[Start MATERIAL PROVIDED]

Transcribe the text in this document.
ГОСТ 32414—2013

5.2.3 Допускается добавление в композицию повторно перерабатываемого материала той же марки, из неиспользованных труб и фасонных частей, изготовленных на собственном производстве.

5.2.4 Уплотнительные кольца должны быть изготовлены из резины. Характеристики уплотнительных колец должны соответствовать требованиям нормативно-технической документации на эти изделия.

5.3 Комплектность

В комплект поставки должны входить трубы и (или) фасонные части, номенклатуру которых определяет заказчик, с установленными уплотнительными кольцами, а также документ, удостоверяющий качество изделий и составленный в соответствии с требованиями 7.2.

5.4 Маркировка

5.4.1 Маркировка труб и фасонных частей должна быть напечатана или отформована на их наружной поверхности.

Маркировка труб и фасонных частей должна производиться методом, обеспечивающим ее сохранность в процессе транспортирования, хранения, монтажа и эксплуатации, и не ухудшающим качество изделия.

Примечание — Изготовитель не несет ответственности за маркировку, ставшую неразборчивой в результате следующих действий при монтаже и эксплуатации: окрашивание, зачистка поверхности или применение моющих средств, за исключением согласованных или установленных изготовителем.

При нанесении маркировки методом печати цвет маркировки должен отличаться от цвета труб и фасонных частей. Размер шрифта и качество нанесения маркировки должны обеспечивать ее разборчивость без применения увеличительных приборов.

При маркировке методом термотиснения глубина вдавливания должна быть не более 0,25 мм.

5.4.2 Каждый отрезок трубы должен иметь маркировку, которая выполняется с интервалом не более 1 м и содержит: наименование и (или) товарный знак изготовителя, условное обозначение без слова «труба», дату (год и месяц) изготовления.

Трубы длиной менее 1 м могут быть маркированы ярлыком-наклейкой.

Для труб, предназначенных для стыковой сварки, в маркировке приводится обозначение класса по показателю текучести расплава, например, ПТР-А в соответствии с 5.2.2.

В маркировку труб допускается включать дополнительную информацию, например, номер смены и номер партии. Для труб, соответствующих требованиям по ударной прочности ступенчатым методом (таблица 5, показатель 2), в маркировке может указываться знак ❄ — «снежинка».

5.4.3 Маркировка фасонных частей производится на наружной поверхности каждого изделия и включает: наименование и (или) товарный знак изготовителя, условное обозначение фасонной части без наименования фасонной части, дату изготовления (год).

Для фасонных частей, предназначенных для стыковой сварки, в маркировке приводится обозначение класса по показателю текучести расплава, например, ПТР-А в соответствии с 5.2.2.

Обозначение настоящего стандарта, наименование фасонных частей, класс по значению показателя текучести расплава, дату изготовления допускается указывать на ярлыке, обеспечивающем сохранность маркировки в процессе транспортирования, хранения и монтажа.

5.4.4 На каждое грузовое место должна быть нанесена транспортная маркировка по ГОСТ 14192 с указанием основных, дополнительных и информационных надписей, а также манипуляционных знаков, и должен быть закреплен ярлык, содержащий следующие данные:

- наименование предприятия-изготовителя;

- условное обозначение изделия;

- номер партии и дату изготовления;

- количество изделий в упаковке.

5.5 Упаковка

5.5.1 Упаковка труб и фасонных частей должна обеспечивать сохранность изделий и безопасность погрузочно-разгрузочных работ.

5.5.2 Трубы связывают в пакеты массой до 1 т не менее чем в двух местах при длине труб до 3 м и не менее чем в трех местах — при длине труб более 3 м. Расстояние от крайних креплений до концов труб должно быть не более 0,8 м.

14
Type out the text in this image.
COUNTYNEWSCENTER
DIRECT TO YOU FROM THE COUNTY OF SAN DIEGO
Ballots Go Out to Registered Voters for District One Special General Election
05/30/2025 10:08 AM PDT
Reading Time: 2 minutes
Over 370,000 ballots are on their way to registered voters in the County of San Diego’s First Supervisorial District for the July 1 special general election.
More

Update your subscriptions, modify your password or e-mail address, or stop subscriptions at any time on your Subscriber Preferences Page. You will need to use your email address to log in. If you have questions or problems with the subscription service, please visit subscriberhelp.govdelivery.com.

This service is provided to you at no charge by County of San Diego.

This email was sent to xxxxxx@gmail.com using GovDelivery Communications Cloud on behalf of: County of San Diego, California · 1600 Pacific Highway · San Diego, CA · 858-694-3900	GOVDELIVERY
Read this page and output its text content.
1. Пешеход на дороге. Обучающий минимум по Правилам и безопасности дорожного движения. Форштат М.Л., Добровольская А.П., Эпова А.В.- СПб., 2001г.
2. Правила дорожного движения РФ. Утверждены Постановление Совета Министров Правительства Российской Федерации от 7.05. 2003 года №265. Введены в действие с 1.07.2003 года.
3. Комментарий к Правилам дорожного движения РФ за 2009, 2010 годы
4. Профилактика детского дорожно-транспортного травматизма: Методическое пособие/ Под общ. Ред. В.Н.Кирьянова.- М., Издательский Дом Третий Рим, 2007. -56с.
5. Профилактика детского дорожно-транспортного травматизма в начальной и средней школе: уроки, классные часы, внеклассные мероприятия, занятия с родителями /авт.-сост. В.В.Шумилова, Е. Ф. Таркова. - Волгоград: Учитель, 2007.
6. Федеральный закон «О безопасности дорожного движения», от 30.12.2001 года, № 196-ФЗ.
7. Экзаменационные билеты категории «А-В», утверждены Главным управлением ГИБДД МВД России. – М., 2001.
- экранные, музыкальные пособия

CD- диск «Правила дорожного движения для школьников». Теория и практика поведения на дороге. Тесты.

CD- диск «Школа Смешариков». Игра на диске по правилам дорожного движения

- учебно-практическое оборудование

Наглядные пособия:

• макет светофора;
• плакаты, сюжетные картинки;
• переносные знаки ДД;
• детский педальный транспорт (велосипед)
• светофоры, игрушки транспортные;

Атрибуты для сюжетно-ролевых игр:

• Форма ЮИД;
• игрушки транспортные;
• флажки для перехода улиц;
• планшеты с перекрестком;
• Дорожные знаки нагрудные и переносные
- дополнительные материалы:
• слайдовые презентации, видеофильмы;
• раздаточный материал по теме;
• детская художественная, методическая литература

[End MATERIAL PROVIDED]

**YOUR OBJECTIVE:** Count each line of the data where the word "быть" appears, then reply with the total only.

**RESULT OF THIS EXERCISE:** 6